Records from a data collection:
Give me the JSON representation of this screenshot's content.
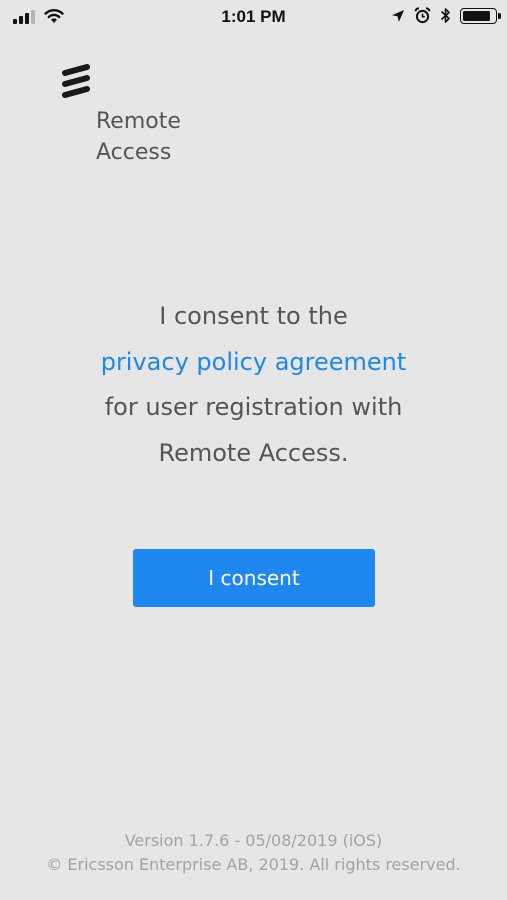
{
  "status_bar": {
    "time": "1:01 PM",
    "signal_bars_filled": 3,
    "signal_bars_total": 4,
    "battery_level_fraction": 0.9,
    "icons": [
      "signal-icon",
      "wifi-icon",
      "location-icon",
      "alarm-icon",
      "bluetooth-icon",
      "battery-icon"
    ]
  },
  "brand": {
    "logo_icon": "ericsson-logo-icon",
    "name_line1": "Remote",
    "name_line2": "Access"
  },
  "consent": {
    "line1": "I consent to the",
    "link_text": "privacy policy agreement",
    "line3": "for user registration with",
    "line4": "Remote Access."
  },
  "button": {
    "label": "I consent"
  },
  "footer": {
    "version": "Version 1.7.6 - 05/08/2019 (iOS)",
    "copyright": "© Ericsson Enterprise AB, 2019.  All rights reserved."
  },
  "colors": {
    "background": "#e6e6e6",
    "link": "#1e88e5",
    "button": "#1e88f0",
    "text": "#555555",
    "footer_text": "#a3a3a3"
  }
}
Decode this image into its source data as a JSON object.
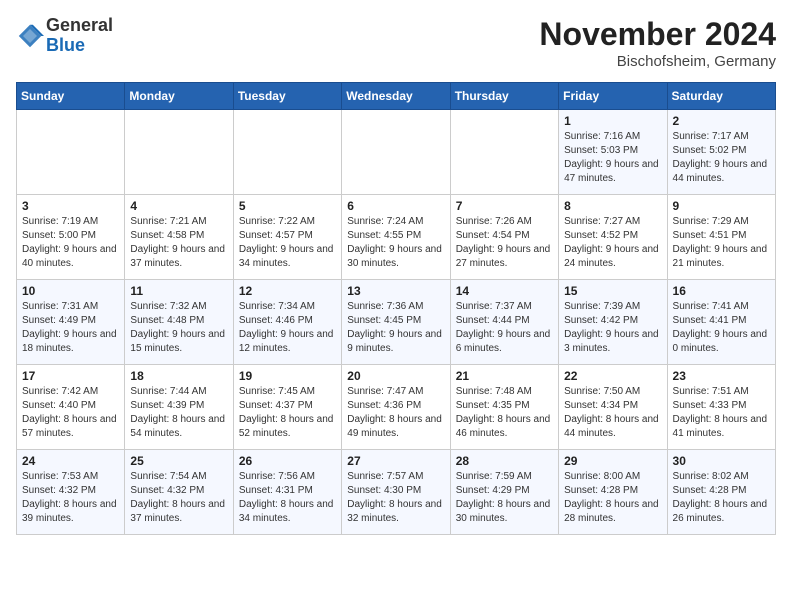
{
  "header": {
    "logo_general": "General",
    "logo_blue": "Blue",
    "title": "November 2024",
    "location": "Bischofsheim, Germany"
  },
  "weekdays": [
    "Sunday",
    "Monday",
    "Tuesday",
    "Wednesday",
    "Thursday",
    "Friday",
    "Saturday"
  ],
  "weeks": [
    [
      {
        "day": "",
        "info": ""
      },
      {
        "day": "",
        "info": ""
      },
      {
        "day": "",
        "info": ""
      },
      {
        "day": "",
        "info": ""
      },
      {
        "day": "",
        "info": ""
      },
      {
        "day": "1",
        "info": "Sunrise: 7:16 AM\nSunset: 5:03 PM\nDaylight: 9 hours and 47 minutes."
      },
      {
        "day": "2",
        "info": "Sunrise: 7:17 AM\nSunset: 5:02 PM\nDaylight: 9 hours and 44 minutes."
      }
    ],
    [
      {
        "day": "3",
        "info": "Sunrise: 7:19 AM\nSunset: 5:00 PM\nDaylight: 9 hours and 40 minutes."
      },
      {
        "day": "4",
        "info": "Sunrise: 7:21 AM\nSunset: 4:58 PM\nDaylight: 9 hours and 37 minutes."
      },
      {
        "day": "5",
        "info": "Sunrise: 7:22 AM\nSunset: 4:57 PM\nDaylight: 9 hours and 34 minutes."
      },
      {
        "day": "6",
        "info": "Sunrise: 7:24 AM\nSunset: 4:55 PM\nDaylight: 9 hours and 30 minutes."
      },
      {
        "day": "7",
        "info": "Sunrise: 7:26 AM\nSunset: 4:54 PM\nDaylight: 9 hours and 27 minutes."
      },
      {
        "day": "8",
        "info": "Sunrise: 7:27 AM\nSunset: 4:52 PM\nDaylight: 9 hours and 24 minutes."
      },
      {
        "day": "9",
        "info": "Sunrise: 7:29 AM\nSunset: 4:51 PM\nDaylight: 9 hours and 21 minutes."
      }
    ],
    [
      {
        "day": "10",
        "info": "Sunrise: 7:31 AM\nSunset: 4:49 PM\nDaylight: 9 hours and 18 minutes."
      },
      {
        "day": "11",
        "info": "Sunrise: 7:32 AM\nSunset: 4:48 PM\nDaylight: 9 hours and 15 minutes."
      },
      {
        "day": "12",
        "info": "Sunrise: 7:34 AM\nSunset: 4:46 PM\nDaylight: 9 hours and 12 minutes."
      },
      {
        "day": "13",
        "info": "Sunrise: 7:36 AM\nSunset: 4:45 PM\nDaylight: 9 hours and 9 minutes."
      },
      {
        "day": "14",
        "info": "Sunrise: 7:37 AM\nSunset: 4:44 PM\nDaylight: 9 hours and 6 minutes."
      },
      {
        "day": "15",
        "info": "Sunrise: 7:39 AM\nSunset: 4:42 PM\nDaylight: 9 hours and 3 minutes."
      },
      {
        "day": "16",
        "info": "Sunrise: 7:41 AM\nSunset: 4:41 PM\nDaylight: 9 hours and 0 minutes."
      }
    ],
    [
      {
        "day": "17",
        "info": "Sunrise: 7:42 AM\nSunset: 4:40 PM\nDaylight: 8 hours and 57 minutes."
      },
      {
        "day": "18",
        "info": "Sunrise: 7:44 AM\nSunset: 4:39 PM\nDaylight: 8 hours and 54 minutes."
      },
      {
        "day": "19",
        "info": "Sunrise: 7:45 AM\nSunset: 4:37 PM\nDaylight: 8 hours and 52 minutes."
      },
      {
        "day": "20",
        "info": "Sunrise: 7:47 AM\nSunset: 4:36 PM\nDaylight: 8 hours and 49 minutes."
      },
      {
        "day": "21",
        "info": "Sunrise: 7:48 AM\nSunset: 4:35 PM\nDaylight: 8 hours and 46 minutes."
      },
      {
        "day": "22",
        "info": "Sunrise: 7:50 AM\nSunset: 4:34 PM\nDaylight: 8 hours and 44 minutes."
      },
      {
        "day": "23",
        "info": "Sunrise: 7:51 AM\nSunset: 4:33 PM\nDaylight: 8 hours and 41 minutes."
      }
    ],
    [
      {
        "day": "24",
        "info": "Sunrise: 7:53 AM\nSunset: 4:32 PM\nDaylight: 8 hours and 39 minutes."
      },
      {
        "day": "25",
        "info": "Sunrise: 7:54 AM\nSunset: 4:32 PM\nDaylight: 8 hours and 37 minutes."
      },
      {
        "day": "26",
        "info": "Sunrise: 7:56 AM\nSunset: 4:31 PM\nDaylight: 8 hours and 34 minutes."
      },
      {
        "day": "27",
        "info": "Sunrise: 7:57 AM\nSunset: 4:30 PM\nDaylight: 8 hours and 32 minutes."
      },
      {
        "day": "28",
        "info": "Sunrise: 7:59 AM\nSunset: 4:29 PM\nDaylight: 8 hours and 30 minutes."
      },
      {
        "day": "29",
        "info": "Sunrise: 8:00 AM\nSunset: 4:28 PM\nDaylight: 8 hours and 28 minutes."
      },
      {
        "day": "30",
        "info": "Sunrise: 8:02 AM\nSunset: 4:28 PM\nDaylight: 8 hours and 26 minutes."
      }
    ]
  ]
}
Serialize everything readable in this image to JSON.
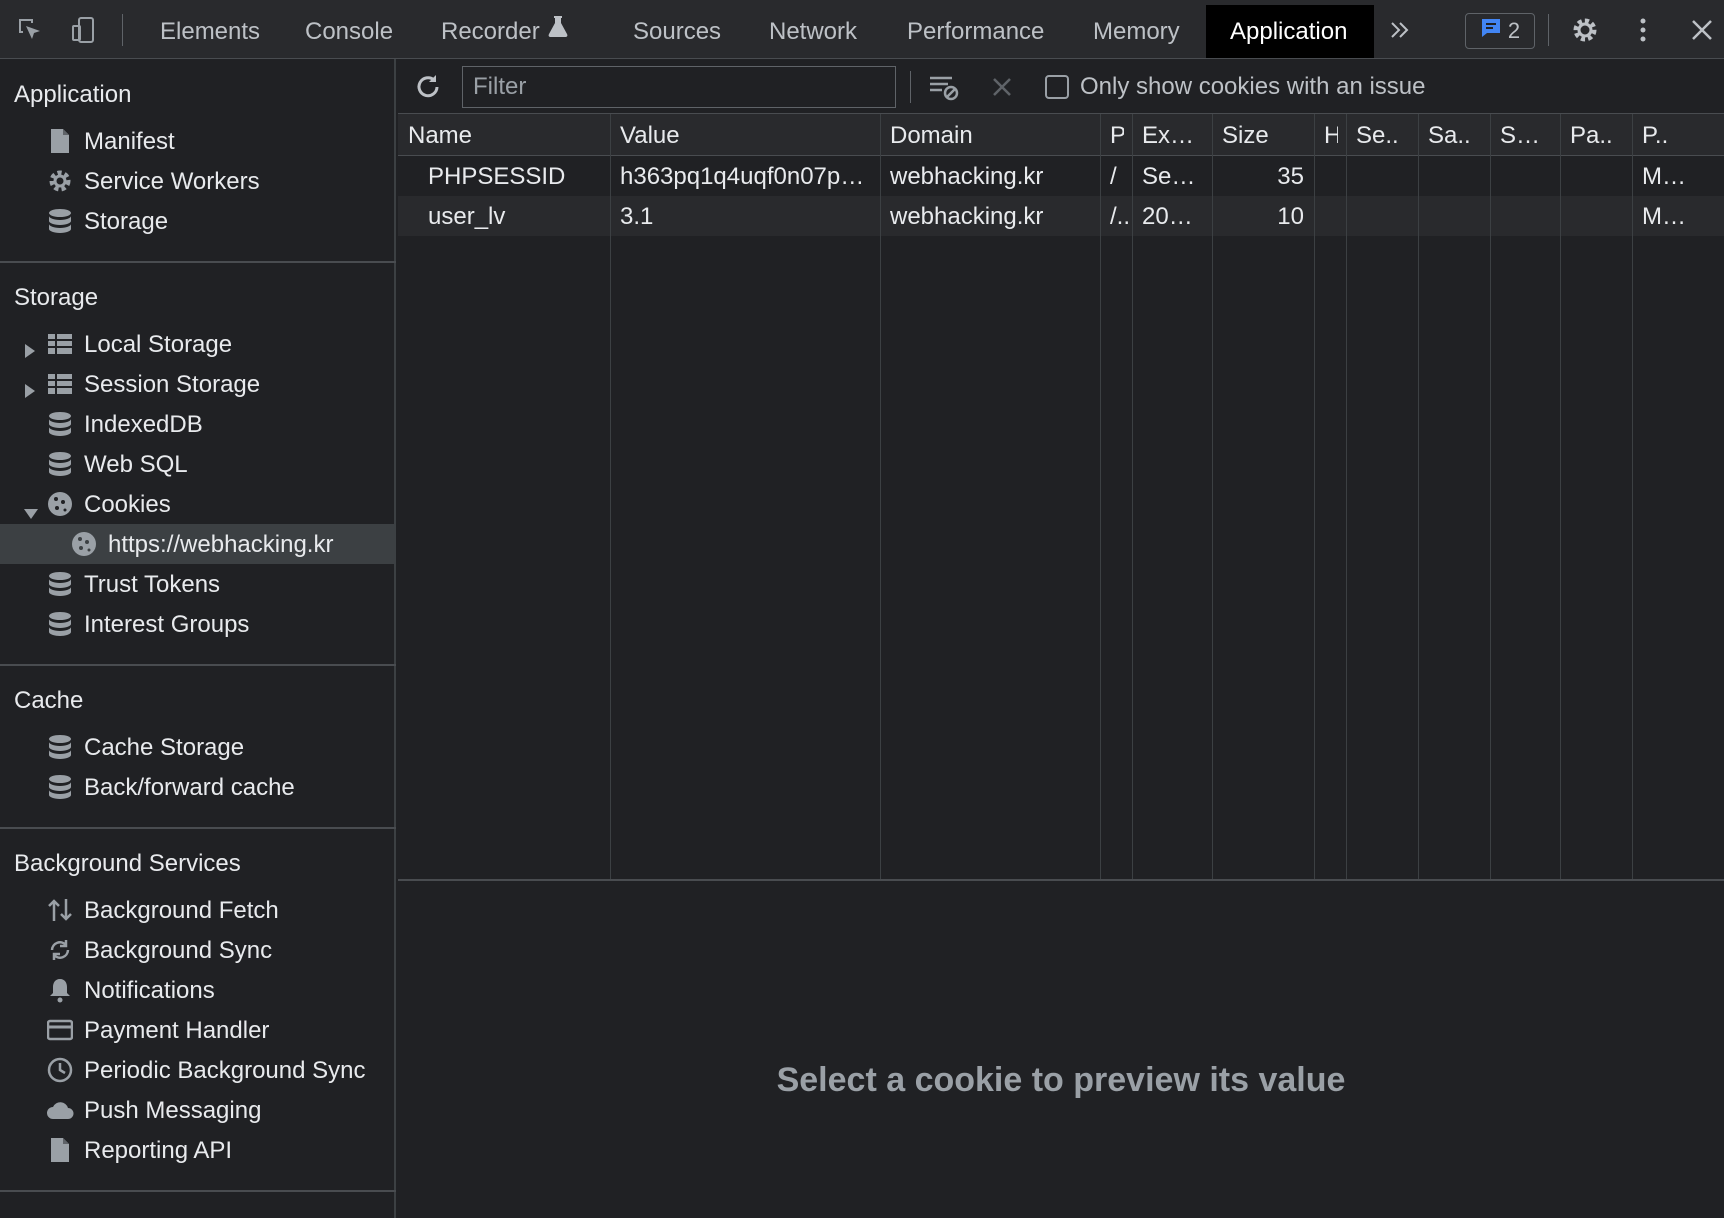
{
  "toolbar": {
    "tabs": [
      "Elements",
      "Console",
      "Recorder",
      "Sources",
      "Network",
      "Performance",
      "Memory",
      "Application"
    ],
    "active_tab": "Application",
    "issues_count": "2"
  },
  "sidebar": {
    "sections": {
      "application": {
        "title": "Application",
        "items": [
          "Manifest",
          "Service Workers",
          "Storage"
        ]
      },
      "storage": {
        "title": "Storage",
        "items": [
          "Local Storage",
          "Session Storage",
          "IndexedDB",
          "Web SQL",
          "Cookies",
          "https://webhacking.kr",
          "Trust Tokens",
          "Interest Groups"
        ]
      },
      "cache": {
        "title": "Cache",
        "items": [
          "Cache Storage",
          "Back/forward cache"
        ]
      },
      "background": {
        "title": "Background Services",
        "items": [
          "Background Fetch",
          "Background Sync",
          "Notifications",
          "Payment Handler",
          "Periodic Background Sync",
          "Push Messaging",
          "Reporting API"
        ]
      }
    }
  },
  "filterbar": {
    "placeholder": "Filter",
    "only_issue_label": "Only show cookies with an issue"
  },
  "cookies_table": {
    "columns": [
      "Name",
      "Value",
      "Domain",
      "P",
      "Ex…",
      "Size",
      "H",
      "Se..",
      "Sa..",
      "S…",
      "Pa..",
      "P.."
    ],
    "rows": [
      {
        "name": "PHPSESSID",
        "value": "h363pq1q4uqf0n07p…",
        "domain": "webhacking.kr",
        "path": "/",
        "expires": "Se…",
        "size": "35",
        "priority": "M…"
      },
      {
        "name": "user_lv",
        "value": "3.1",
        "domain": "webhacking.kr",
        "path": "/..",
        "expires": "20…",
        "size": "10",
        "priority": "M…"
      }
    ]
  },
  "preview": {
    "message": "Select a cookie to preview its value"
  },
  "colors": {
    "background": "#202124",
    "toolbar": "#292a2d",
    "active_tab": "#000000",
    "selected_item": "#3c4043",
    "issue_accent": "#4285f4"
  }
}
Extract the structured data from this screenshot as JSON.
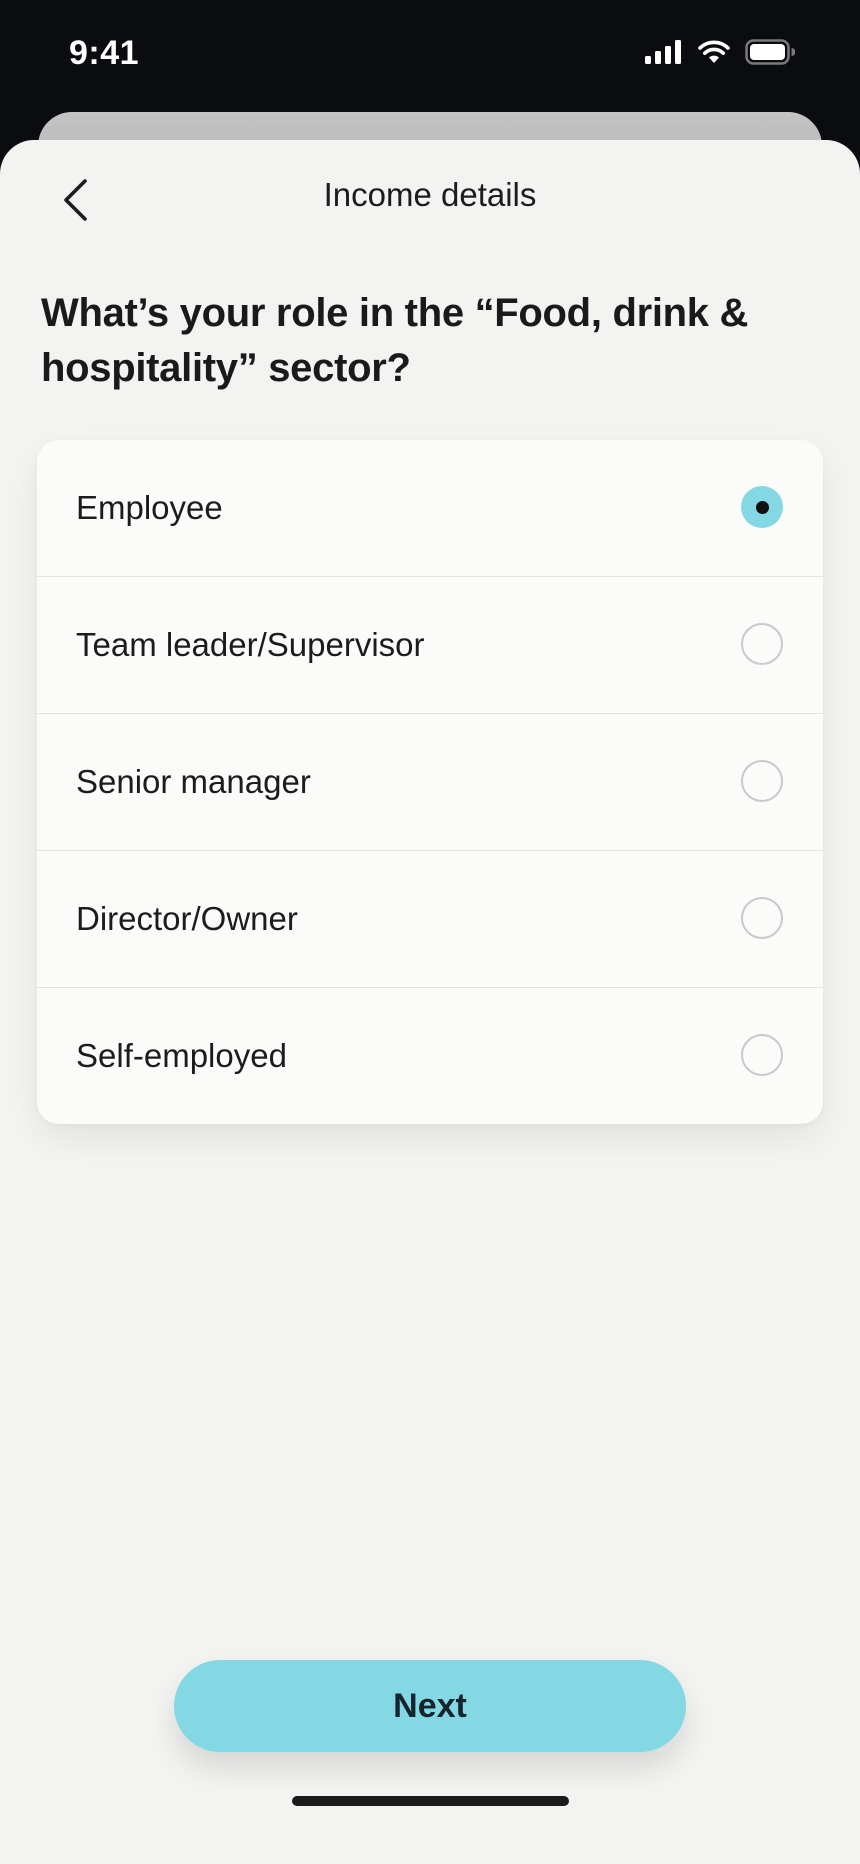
{
  "status_bar": {
    "time": "9:41"
  },
  "header": {
    "title": "Income details"
  },
  "question": "What’s your role in the “Food, drink & hospitality” sector?",
  "options": [
    {
      "label": "Employee",
      "selected": true
    },
    {
      "label": "Team leader/Supervisor",
      "selected": false
    },
    {
      "label": "Senior manager",
      "selected": false
    },
    {
      "label": "Director/Owner",
      "selected": false
    },
    {
      "label": "Self-employed",
      "selected": false
    }
  ],
  "footer": {
    "next_label": "Next"
  },
  "colors": {
    "accent": "#84d8e4",
    "background": "#f3f3f1",
    "card": "#fbfbfa"
  },
  "icons": {
    "back": "chevron-left-icon",
    "signal": "cellular-signal-icon",
    "wifi": "wifi-icon",
    "battery": "battery-icon"
  }
}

Direction - Extract, word for word, every line from the one holding "Extract the structured" through the closing line of the data above. Do not include any pictures.

Exercise response -
Extract the structured data from this screenshot as JSON.
{
  "status_bar": {
    "time": "9:41"
  },
  "header": {
    "title": "Income details"
  },
  "question": "What’s your role in the “Food, drink & hospitality” sector?",
  "options": [
    {
      "label": "Employee",
      "selected": true
    },
    {
      "label": "Team leader/Supervisor",
      "selected": false
    },
    {
      "label": "Senior manager",
      "selected": false
    },
    {
      "label": "Director/Owner",
      "selected": false
    },
    {
      "label": "Self-employed",
      "selected": false
    }
  ],
  "footer": {
    "next_label": "Next"
  },
  "colors": {
    "accent": "#84d8e4",
    "background": "#f3f3f1",
    "card": "#fbfbfa"
  },
  "icons": {
    "back": "chevron-left-icon",
    "signal": "cellular-signal-icon",
    "wifi": "wifi-icon",
    "battery": "battery-icon"
  }
}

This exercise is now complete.